▸ STATED EXERCISE A
In the passage on Lincolnshire, what were the smaller divisions known elsewhere as hundreds called in Lincolnshire?
▸ STATED EXERCISE B
Retype the passage on Lincolnshire word for word, starting with "From the 870s" and going on through "as one unit.".

▸ TEXT PASSAGE

▬▬▬▬▬▬

Lincolnshire

views updated May 17 2018

Lincolnshire is the second largest English county but one of the most thinly populated. From the Humber in the north, which formed the border with Yorkshire, to the Welland in the south, running through Stamford, is more than 70 miles. The greater part of the county is flat but there are three parallel north–south ridges. Lincoln stands at the gap in the western ridge, the Lincolnshire edge, Louth at the gap of the eastern. The northern parts drain into the Humber via the Trent and the Ancholme, the southern into the Wash via the Witham, Glen, and Welland.

At the time of the Roman invasion, the region formed part of the territory of the Coritani. The Romans established a legionary base and then a colonia at Lincoln (Lindum) where the Fosse Way and Ermine Street intersected. The name derives from the Celtic Linn, a pool—presumably the Brayford pool—with the suffix coln, derived from colonia. The Roman north gate survives and is still used by traffic. Caistor was another Roman town of significance, possibly a spa. The Foss dike, a Roman canal, joined the Trent with the Witham.

There were few obstacles to early Saxon settlement except in the south where salt marshes rendered the land impenetrable. Lindsey, in the northern part, may have formed a subkingdom, disputed between Mercia to the west and Northumbria to the north. Bede records the evangelizing visit to Lincoln of Paulinus in the 620s and a diocese of Lindsey was established from 678, though it fell victim to Danish raids in the 9th cent.

From the 870s onwards, the area formed part of the Danelaw, Lincoln and Stamford being two of the five boroughs. The Danes left a great impression on the area. Many of the place-names are of Danish origin—Grimsby, Saxby, Beckby, Swinthorp. The area was divided into three trithings—Lindsey, Kesteven, and Holland—and the largest, Lindsey, was further divided into three ridings. The smaller divisions known elsewhere as hundreds were in Lincolnshire called wapentakes, the brandishing of arms by assemblies of warriors. The shire itself seems to have been formed after 1016, when the southern divisions of Kesteven and Holland, previously orientated towards the east midlands and East Anglia, were united with Lindsey. The Domesday survey treated it as one unit.

▬▬▬▬▬▬

▸ INFORMATION SHOWN

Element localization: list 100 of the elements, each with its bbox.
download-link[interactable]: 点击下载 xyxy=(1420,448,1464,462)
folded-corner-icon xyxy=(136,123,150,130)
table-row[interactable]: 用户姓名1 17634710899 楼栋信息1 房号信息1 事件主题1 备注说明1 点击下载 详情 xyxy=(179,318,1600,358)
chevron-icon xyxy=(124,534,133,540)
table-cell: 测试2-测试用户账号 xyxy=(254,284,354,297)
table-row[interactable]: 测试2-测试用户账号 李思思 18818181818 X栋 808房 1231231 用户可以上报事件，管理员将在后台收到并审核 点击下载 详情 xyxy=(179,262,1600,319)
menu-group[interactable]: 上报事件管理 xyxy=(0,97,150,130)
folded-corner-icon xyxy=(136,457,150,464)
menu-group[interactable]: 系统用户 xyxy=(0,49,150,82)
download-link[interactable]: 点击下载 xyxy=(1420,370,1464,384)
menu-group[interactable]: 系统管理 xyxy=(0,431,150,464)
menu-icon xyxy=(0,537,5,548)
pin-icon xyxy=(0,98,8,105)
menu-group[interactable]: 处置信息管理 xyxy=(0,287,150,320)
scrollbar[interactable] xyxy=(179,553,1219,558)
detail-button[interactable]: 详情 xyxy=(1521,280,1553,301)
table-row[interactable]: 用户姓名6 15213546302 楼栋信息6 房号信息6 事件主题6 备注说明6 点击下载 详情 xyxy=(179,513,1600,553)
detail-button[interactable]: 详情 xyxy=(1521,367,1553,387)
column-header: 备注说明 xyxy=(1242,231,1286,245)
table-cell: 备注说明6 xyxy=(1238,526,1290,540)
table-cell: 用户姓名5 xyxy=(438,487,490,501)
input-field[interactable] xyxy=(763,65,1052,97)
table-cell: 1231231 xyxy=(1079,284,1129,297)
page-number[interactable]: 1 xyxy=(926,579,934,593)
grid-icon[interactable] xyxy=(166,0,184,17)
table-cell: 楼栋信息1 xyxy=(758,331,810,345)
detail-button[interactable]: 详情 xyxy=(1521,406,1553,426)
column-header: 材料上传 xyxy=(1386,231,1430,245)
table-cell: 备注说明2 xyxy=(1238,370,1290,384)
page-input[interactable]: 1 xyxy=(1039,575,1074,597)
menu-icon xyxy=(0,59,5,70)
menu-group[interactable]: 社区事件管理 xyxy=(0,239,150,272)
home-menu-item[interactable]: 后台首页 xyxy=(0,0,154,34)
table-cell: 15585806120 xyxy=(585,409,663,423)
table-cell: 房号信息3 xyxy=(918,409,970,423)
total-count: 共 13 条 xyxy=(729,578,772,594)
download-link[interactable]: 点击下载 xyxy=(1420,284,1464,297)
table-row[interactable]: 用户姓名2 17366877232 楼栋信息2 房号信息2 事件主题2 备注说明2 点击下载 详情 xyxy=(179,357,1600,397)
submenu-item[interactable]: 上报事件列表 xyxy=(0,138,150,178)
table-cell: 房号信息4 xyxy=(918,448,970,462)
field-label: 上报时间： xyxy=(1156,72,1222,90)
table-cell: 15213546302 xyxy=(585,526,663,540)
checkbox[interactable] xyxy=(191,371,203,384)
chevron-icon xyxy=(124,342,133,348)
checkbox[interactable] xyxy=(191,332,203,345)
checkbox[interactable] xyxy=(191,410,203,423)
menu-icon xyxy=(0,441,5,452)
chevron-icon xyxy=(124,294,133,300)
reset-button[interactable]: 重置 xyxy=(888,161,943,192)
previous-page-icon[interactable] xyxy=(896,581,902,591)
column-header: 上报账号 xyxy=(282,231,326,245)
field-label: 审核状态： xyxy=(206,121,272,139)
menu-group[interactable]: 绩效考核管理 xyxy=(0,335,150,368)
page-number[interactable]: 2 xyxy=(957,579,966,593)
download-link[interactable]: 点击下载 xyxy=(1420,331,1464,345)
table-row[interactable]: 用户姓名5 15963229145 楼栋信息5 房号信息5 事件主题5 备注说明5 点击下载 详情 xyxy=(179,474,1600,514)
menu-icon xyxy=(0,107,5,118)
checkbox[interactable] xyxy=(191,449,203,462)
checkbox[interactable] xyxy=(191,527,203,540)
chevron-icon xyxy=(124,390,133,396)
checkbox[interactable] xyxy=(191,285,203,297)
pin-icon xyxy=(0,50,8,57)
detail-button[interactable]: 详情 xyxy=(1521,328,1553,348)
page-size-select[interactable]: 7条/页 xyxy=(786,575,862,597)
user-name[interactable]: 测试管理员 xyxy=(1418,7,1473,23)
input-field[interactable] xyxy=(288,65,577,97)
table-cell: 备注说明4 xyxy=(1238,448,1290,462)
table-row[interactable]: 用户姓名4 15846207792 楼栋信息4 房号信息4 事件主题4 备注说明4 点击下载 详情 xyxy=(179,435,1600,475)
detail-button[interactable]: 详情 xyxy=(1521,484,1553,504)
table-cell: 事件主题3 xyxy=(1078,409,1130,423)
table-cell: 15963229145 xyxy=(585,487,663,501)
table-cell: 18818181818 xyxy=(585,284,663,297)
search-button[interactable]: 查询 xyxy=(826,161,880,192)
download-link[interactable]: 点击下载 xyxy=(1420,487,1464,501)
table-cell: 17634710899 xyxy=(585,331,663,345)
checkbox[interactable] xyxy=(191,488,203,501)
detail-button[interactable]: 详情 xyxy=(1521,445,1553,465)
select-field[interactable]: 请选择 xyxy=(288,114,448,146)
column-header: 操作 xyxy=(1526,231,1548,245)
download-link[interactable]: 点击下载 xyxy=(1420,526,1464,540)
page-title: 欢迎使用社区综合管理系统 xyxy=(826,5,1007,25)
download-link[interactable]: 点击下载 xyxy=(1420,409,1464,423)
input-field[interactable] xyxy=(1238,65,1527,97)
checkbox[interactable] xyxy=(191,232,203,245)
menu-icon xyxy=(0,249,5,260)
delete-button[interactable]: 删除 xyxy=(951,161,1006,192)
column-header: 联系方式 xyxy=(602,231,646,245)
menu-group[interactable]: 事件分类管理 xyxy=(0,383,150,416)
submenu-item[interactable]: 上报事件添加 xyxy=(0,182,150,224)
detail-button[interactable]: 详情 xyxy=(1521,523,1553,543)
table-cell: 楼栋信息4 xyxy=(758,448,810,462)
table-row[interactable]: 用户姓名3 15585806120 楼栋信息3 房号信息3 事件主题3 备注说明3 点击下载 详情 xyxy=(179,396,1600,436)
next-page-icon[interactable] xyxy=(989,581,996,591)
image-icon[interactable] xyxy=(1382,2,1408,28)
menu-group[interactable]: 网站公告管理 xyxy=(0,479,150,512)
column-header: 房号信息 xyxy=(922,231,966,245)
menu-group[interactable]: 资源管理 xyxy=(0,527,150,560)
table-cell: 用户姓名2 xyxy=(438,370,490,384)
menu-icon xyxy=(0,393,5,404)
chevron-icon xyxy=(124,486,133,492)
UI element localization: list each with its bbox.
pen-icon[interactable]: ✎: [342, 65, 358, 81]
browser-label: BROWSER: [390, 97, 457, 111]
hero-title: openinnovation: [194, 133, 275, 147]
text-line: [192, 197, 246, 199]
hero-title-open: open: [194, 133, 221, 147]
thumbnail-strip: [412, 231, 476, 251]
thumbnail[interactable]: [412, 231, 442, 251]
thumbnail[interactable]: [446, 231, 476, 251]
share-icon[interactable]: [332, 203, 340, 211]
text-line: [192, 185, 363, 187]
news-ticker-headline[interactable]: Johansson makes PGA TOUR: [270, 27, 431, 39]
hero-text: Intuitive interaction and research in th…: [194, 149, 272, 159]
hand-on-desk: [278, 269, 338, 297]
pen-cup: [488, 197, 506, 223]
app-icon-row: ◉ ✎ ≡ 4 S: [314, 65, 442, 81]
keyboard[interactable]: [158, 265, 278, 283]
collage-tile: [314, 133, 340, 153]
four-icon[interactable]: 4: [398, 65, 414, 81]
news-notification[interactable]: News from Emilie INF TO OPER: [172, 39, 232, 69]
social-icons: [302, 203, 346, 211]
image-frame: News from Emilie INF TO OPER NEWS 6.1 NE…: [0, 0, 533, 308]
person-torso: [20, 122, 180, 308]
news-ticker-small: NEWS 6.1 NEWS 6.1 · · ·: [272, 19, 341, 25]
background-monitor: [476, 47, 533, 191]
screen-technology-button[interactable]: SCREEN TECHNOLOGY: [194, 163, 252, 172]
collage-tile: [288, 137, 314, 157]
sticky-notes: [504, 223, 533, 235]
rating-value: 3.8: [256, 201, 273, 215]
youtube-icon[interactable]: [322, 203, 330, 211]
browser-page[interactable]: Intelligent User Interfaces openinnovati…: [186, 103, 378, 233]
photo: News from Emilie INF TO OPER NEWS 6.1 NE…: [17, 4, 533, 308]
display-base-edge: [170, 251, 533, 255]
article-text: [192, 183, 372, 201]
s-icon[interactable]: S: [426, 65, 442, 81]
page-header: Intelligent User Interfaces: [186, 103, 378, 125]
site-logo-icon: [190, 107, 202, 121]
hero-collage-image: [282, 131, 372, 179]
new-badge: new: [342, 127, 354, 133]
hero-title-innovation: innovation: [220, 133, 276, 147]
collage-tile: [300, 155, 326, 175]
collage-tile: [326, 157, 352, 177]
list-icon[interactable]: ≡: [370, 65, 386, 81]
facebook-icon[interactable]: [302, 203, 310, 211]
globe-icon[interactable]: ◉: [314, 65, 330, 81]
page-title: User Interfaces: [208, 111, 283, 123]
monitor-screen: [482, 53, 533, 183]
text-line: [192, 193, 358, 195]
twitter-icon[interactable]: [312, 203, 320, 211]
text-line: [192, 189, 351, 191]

▬▬▬▬▬▬

▸ PROBLEM SOLUTION A
They were called wapentakes.

▸ PROBLEM SOLUTION B
From the 870s onwards, the area formed part of the Danelaw, Lincoln and Stamford being two of the five boroughs. The Danes left a great impression on the area. Many of the place-names are of Danish origin—Grimsby, Saxby, Beckby, Swinthorp. The area was divided into three trithings—Lindsey, Kesteven, and Holland—and the largest, Lindsey, was further divided into three ridings. The smaller divisions known elsewhere as hundreds were in Lincolnshire called wapentakes, the brandishing of arms by assemblies of warriors. The shire itself seems to have been formed after 1016, when the southern divisions of Kesteven and Holland, previously orientated towards the east midlands and East Anglia, were united with Lindsey. The Domesday survey treated it as one unit.